This work was made for my bachelor's degree thesis in Computer Science at Universidad Nacional de Rosario.
To populate Institutional Repositories with Text Learning Objects (TLO), it is important to develop tools to detect all educational digital objects that are already published on institutional web sites that could be uploaded to a repository. This recopilation is a tedious task and is usually performed manually. In this works we propose a system architecture for collecting text documents in Spanish or English to assist the manager of institutional repositories in the recopilation task of TLO's within a restricted website. Thus, plausible documents to be uploaded to a repository can be detected. Also, its metadata such as title, category, author, language, keywords and relevant contact data, are automatically extracted in order to ask the author for the publication of his/her document. A prototype of this system was developed and a case study at Universidad Nacional de Rosario (UNR) is analyzed.
Under the /Doc folder a paper about this work (english version) and the complete spanish version can be found.
The system can be configured from the Parameters.xml file. Inside the << SEEDS >> tag under the << crawlerParameters >> tag, URL's to crawl are expected (common separated values). This ones are crawled looking for PDF files, which are downloaded and processed to extract its metadata with differents tools. The web site structure is persisted in a graph database using Neo4j.

......

● Exercise directions
Decide whether each statement agrees with the project description, giving yes or no and quoting the words that settle it: (a) The recopilation of Text Learning Objects is usually carried out automatically. (b) URLs to crawl go inside the SEEDS tag under the crawlerParameters tag. (c) The web site structure is stored in a graph database using Neo4j. The lines that come next have no part in this exercise.

● Extracted information

......

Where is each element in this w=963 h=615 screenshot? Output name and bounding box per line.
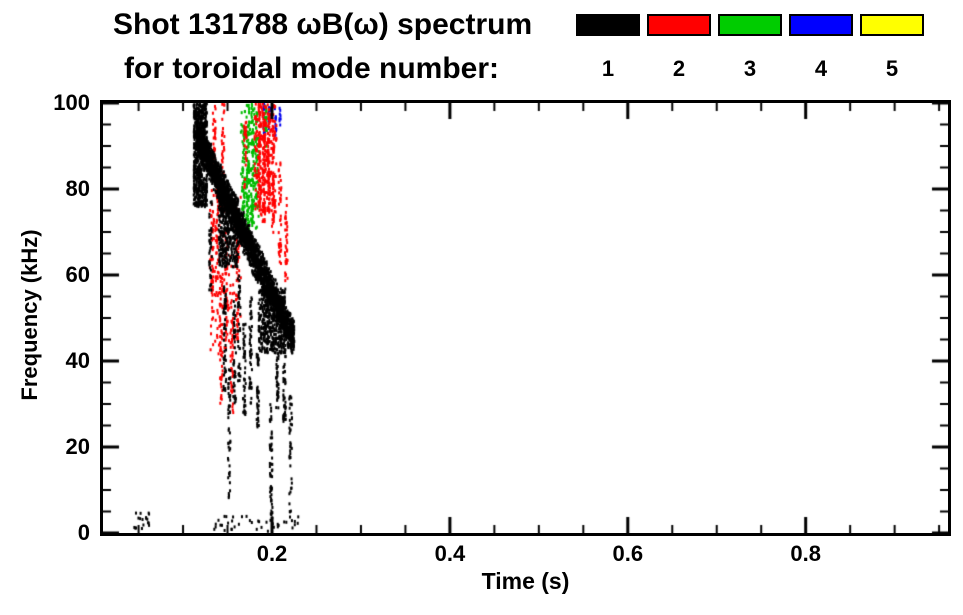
legend-swatch-n5 bbox=[860, 14, 924, 36]
x-tick-label: 0.6 bbox=[612, 541, 644, 566]
legend-swatch-n1 bbox=[576, 14, 640, 36]
legend-number-n3: 3 bbox=[743, 56, 757, 81]
y-tick-label: 20 bbox=[65, 434, 90, 459]
y-tick-label: 60 bbox=[65, 262, 90, 287]
legend-swatch-n3 bbox=[718, 14, 782, 36]
plot-area bbox=[100, 100, 951, 536]
y-tick-label: 0 bbox=[77, 520, 90, 545]
chart-title-line2: for toroidal mode number: bbox=[124, 52, 499, 86]
y-tick-label: 100 bbox=[53, 90, 90, 115]
x-tick-label: 0.2 bbox=[256, 541, 288, 566]
chart-title-line1: Shot 131788 ωB(ω) spectrum bbox=[113, 8, 532, 42]
x-tick-label: 0.8 bbox=[790, 541, 821, 566]
legend-number-n2: 2 bbox=[672, 56, 686, 81]
y-axis-label: Frequency (kHz) bbox=[17, 229, 42, 401]
legend-number-n4: 4 bbox=[814, 56, 828, 81]
x-axis-label: Time (s) bbox=[481, 568, 570, 594]
chart-title-line2-text: for toroidal mode number: bbox=[124, 52, 499, 85]
legend-swatch-n4 bbox=[789, 14, 853, 36]
legend-mode-numbers: 1 2 3 4 5 bbox=[576, 56, 924, 82]
y-tick-label: 80 bbox=[65, 176, 90, 201]
legend-swatch-n2 bbox=[647, 14, 711, 36]
legend-swatches bbox=[576, 14, 924, 36]
legend-number-n5: 5 bbox=[885, 56, 899, 81]
x-tick-label: 0.4 bbox=[434, 541, 466, 566]
legend-number-n1: 1 bbox=[601, 56, 615, 81]
y-tick-label: 40 bbox=[65, 348, 90, 373]
chart-title-line1-text: Shot 131788 ωB(ω) spectrum bbox=[113, 8, 533, 41]
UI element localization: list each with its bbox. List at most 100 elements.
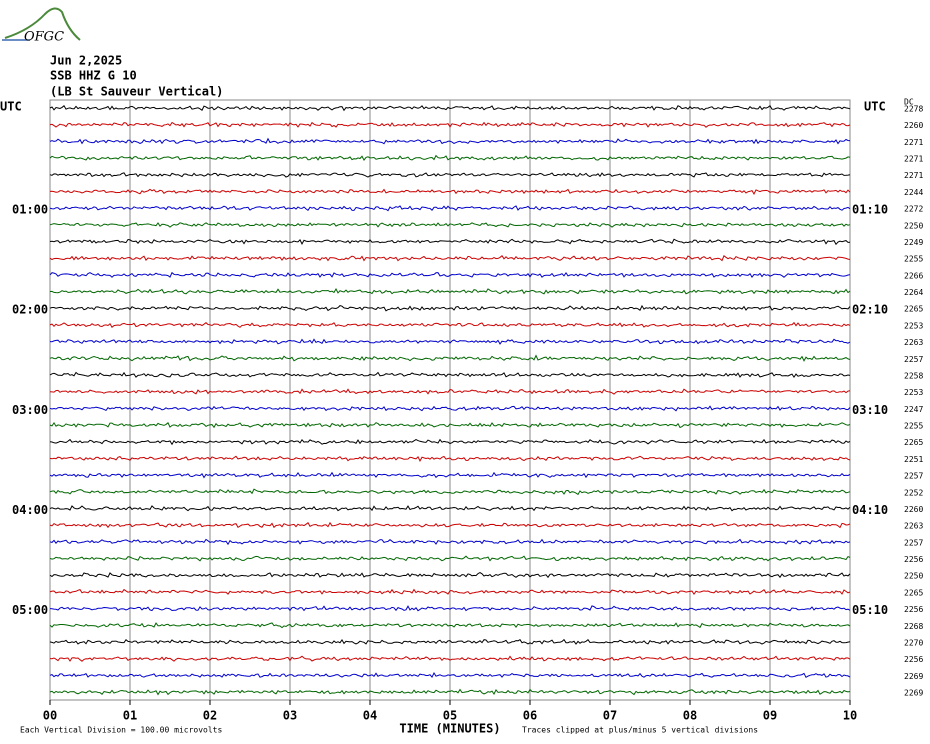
dc-value: 2250 — [904, 572, 923, 581]
x-tick-label: 01 — [123, 709, 137, 723]
dc-value: 2253 — [904, 321, 923, 330]
trace — [49, 271, 851, 278]
left-time-label: 05:00 — [12, 603, 48, 617]
dc-value: 2253 — [904, 388, 923, 397]
dc-value: 2251 — [904, 455, 923, 464]
trace — [49, 205, 851, 212]
dc-value: 2252 — [904, 488, 923, 497]
dc-value: 2266 — [904, 271, 923, 280]
left-time-label: 03:00 — [12, 403, 48, 417]
trace — [49, 154, 851, 162]
dc-value: 2255 — [904, 422, 923, 431]
left-header: UTC — [0, 100, 22, 114]
trace — [49, 471, 851, 479]
trace — [49, 671, 851, 679]
trace — [49, 254, 851, 262]
right-time-label: 05:10 — [852, 603, 888, 617]
trace — [49, 188, 851, 196]
dc-value: 2256 — [904, 655, 923, 664]
trace — [49, 655, 851, 662]
x-tick-label: 04 — [363, 709, 377, 723]
dc-value: 2249 — [904, 238, 923, 247]
footer-left: Each Vertical Division = 100.00 microvol… — [20, 726, 222, 735]
trace — [49, 405, 851, 412]
right-time-label: 04:10 — [852, 503, 888, 517]
trace — [49, 287, 851, 295]
trace — [49, 137, 851, 145]
trace — [49, 421, 851, 429]
trace — [49, 338, 851, 345]
trace — [49, 222, 851, 228]
dc-value: 2271 — [904, 171, 923, 180]
dc-value: 2263 — [904, 522, 923, 531]
x-tick-label: 09 — [763, 709, 777, 723]
trace — [49, 572, 851, 579]
trace — [49, 321, 851, 328]
trace — [49, 605, 851, 612]
trace — [49, 555, 851, 562]
dc-value: 2269 — [904, 672, 923, 681]
trace — [49, 505, 851, 512]
dc-value: 2263 — [904, 338, 923, 347]
trace — [49, 488, 851, 496]
right-header: UTC — [864, 100, 886, 114]
trace — [49, 455, 851, 462]
trace — [49, 388, 851, 395]
left-time-label: 01:00 — [12, 203, 48, 217]
x-axis-title: TIME (MINUTES) — [399, 722, 500, 736]
trace — [49, 371, 851, 379]
x-tick-label: 02 — [203, 709, 217, 723]
x-tick-label: 00 — [43, 709, 57, 723]
dc-value: 2256 — [904, 555, 923, 564]
dc-value: 2257 — [904, 355, 923, 364]
dc-value: 2257 — [904, 538, 923, 547]
dc-value: 2247 — [904, 405, 923, 414]
trace — [49, 688, 851, 696]
dc-value: 2250 — [904, 221, 923, 230]
dc-header: DC — [904, 98, 914, 107]
title-line: (LB St Sauveur Vertical) — [50, 85, 223, 99]
dc-value: 2268 — [904, 622, 923, 631]
x-tick-label: 10 — [843, 709, 857, 723]
dc-value: 2271 — [904, 138, 923, 147]
trace — [49, 104, 851, 112]
dc-value: 2270 — [904, 638, 923, 647]
dc-value: 2271 — [904, 155, 923, 164]
dc-value: 2265 — [904, 588, 923, 597]
dc-value: 2265 — [904, 438, 923, 447]
trace — [49, 638, 851, 645]
x-tick-label: 08 — [683, 709, 697, 723]
dc-value: 2260 — [904, 505, 923, 514]
footer-right: Traces clipped at plus/minus 5 vertical … — [522, 726, 758, 735]
trace — [49, 238, 851, 246]
logo: OFGC — [2, 7, 81, 45]
dc-value: 2260 — [904, 121, 923, 130]
trace — [49, 521, 851, 529]
right-time-label: 02:10 — [852, 303, 888, 317]
x-tick-label: 07 — [603, 709, 617, 723]
trace — [49, 622, 851, 629]
left-time-label: 04:00 — [12, 503, 48, 517]
trace — [49, 438, 851, 446]
logo-text: OFGC — [24, 30, 64, 45]
dc-value: 2269 — [904, 689, 923, 698]
trace — [49, 588, 851, 595]
dc-value: 2265 — [904, 305, 923, 314]
trace — [49, 538, 851, 546]
right-time-label: 01:10 — [852, 203, 888, 217]
dc-value: 2255 — [904, 255, 923, 264]
dc-value: 2256 — [904, 605, 923, 614]
trace — [49, 354, 851, 362]
right-time-label: 03:10 — [852, 403, 888, 417]
x-tick-label: 05 — [443, 709, 457, 723]
dc-value: 2278 — [904, 105, 923, 114]
dc-value: 2264 — [904, 288, 923, 297]
dc-value: 2257 — [904, 472, 923, 481]
title-line: Jun 2,2025 — [50, 54, 122, 68]
x-tick-label: 06 — [523, 709, 537, 723]
dc-value: 2272 — [904, 205, 923, 214]
dc-value: 2244 — [904, 188, 923, 197]
trace — [49, 121, 851, 128]
title-line: SSB HHZ G 10 — [50, 69, 137, 83]
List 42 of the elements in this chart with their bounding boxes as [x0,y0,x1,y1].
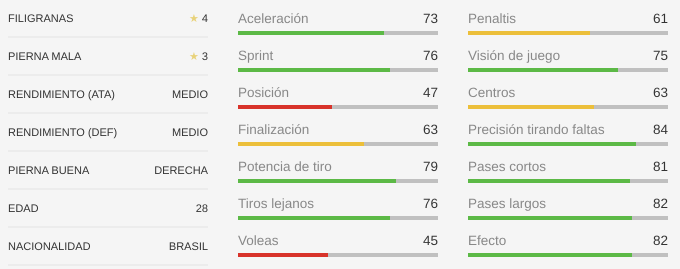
category-label: EDAD [8,203,39,215]
category-label: RENDIMIENTO (ATA) [8,89,115,101]
data-label: 76 [422,48,438,63]
category-label: NACIONALIDAD [8,241,91,253]
category-label: PIERNA MALA [8,51,82,63]
text: ★ 3 [188,51,208,63]
y-tick-label: Tiros lejanos [238,196,314,211]
y-tick-label: Sprint [238,48,274,63]
category-label: RENDIMIENTO (DEF) [8,127,118,139]
data-label: 73 [422,11,438,26]
data-label: 47 [422,85,438,100]
y-tick-label: Visión de juego [468,48,560,63]
y-tick-label: Voleas [238,233,279,248]
data-label: 63 [652,85,668,100]
y-tick-label: Centros [468,85,516,100]
data-label: 84 [652,122,668,137]
y-tick-label: Potencia de tiro [238,159,332,174]
text: MEDIO [172,127,208,139]
data-label: 81 [652,159,668,174]
y-tick-label: Aceleración [238,11,309,26]
y-tick-label: Penaltis [468,11,516,26]
data-label: 45 [422,233,438,248]
data-label: 61 [652,11,668,26]
y-tick-label: Pases largos [468,196,546,211]
y-tick-label: Pases cortos [468,159,546,174]
category-label: FILIGRANAS [8,13,74,25]
data-label: 79 [422,159,438,174]
text: MEDIO [172,89,208,101]
data-label: 63 [422,122,438,137]
data-label: 76 [422,196,438,211]
text: BRASIL [168,241,208,253]
text: ★ 4 [188,13,208,25]
y-tick-label: Efecto [468,233,506,248]
category-label: PIERNA BUENA [8,165,90,177]
data-label: 82 [652,233,668,248]
y-tick-label: Finalización [238,122,310,137]
data-label: 82 [652,196,668,211]
y-tick-label: Precisión tirando faltas [468,122,605,137]
text: DERECHA [154,165,208,177]
y-tick-label: Posición [238,85,290,100]
text: 28 [196,203,208,215]
data-label: 75 [652,48,668,63]
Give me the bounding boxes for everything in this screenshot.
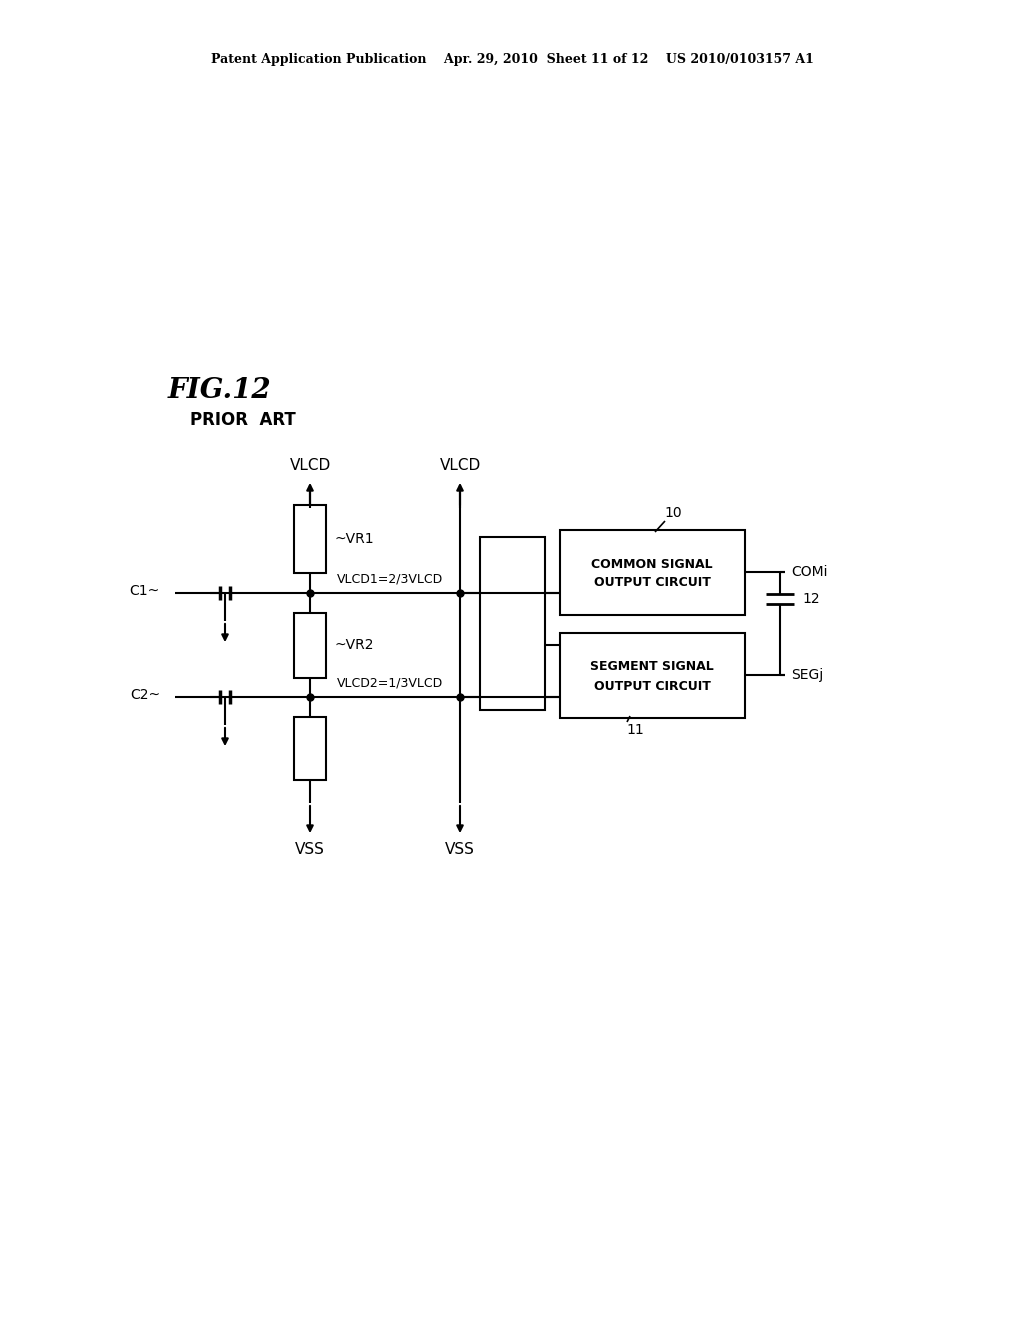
Text: C1~: C1~ — [130, 583, 160, 598]
Text: VSS: VSS — [295, 842, 325, 858]
Text: 10: 10 — [665, 506, 682, 520]
Text: COMMON SIGNAL: COMMON SIGNAL — [591, 557, 713, 570]
Bar — [560, 531, 745, 615]
Text: VLCD1=2/3VLCD: VLCD1=2/3VLCD — [337, 573, 443, 586]
Text: SEGj: SEGj — [791, 668, 823, 682]
Text: C2~: C2~ — [130, 688, 160, 702]
Bar — [294, 506, 326, 573]
Text: VLCD: VLCD — [439, 458, 480, 474]
Text: FIG.12: FIG.12 — [168, 376, 271, 404]
Bar — [480, 537, 545, 710]
Text: ~VR2: ~VR2 — [334, 638, 374, 652]
Bar — [294, 717, 326, 780]
Text: SEGMENT SIGNAL: SEGMENT SIGNAL — [590, 660, 714, 673]
Text: 11: 11 — [626, 723, 644, 737]
Text: ~VR1: ~VR1 — [334, 532, 374, 546]
Text: OUTPUT CIRCUIT: OUTPUT CIRCUIT — [594, 680, 711, 693]
Bar — [294, 612, 326, 678]
Text: COMi: COMi — [791, 565, 827, 579]
Text: VSS: VSS — [445, 842, 475, 858]
Bar — [560, 634, 745, 718]
Text: 12: 12 — [802, 591, 819, 606]
Text: Patent Application Publication    Apr. 29, 2010  Sheet 11 of 12    US 2010/01031: Patent Application Publication Apr. 29, … — [211, 54, 813, 66]
Text: PRIOR  ART: PRIOR ART — [190, 411, 296, 429]
Text: VLCD: VLCD — [290, 458, 331, 474]
Text: OUTPUT CIRCUIT: OUTPUT CIRCUIT — [594, 577, 711, 590]
Text: VLCD2=1/3VLCD: VLCD2=1/3VLCD — [337, 676, 443, 689]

......

● Right answer
(a) No: "This recopilation is a tedious task and is usually performed manually."
(b) Yes: "Inside the << SEEDS >> tag under the << crawlerParameters >> tag, URL's to crawl are expected"
(c) Yes: "The web site structure is persisted in a graph database using Neo4j."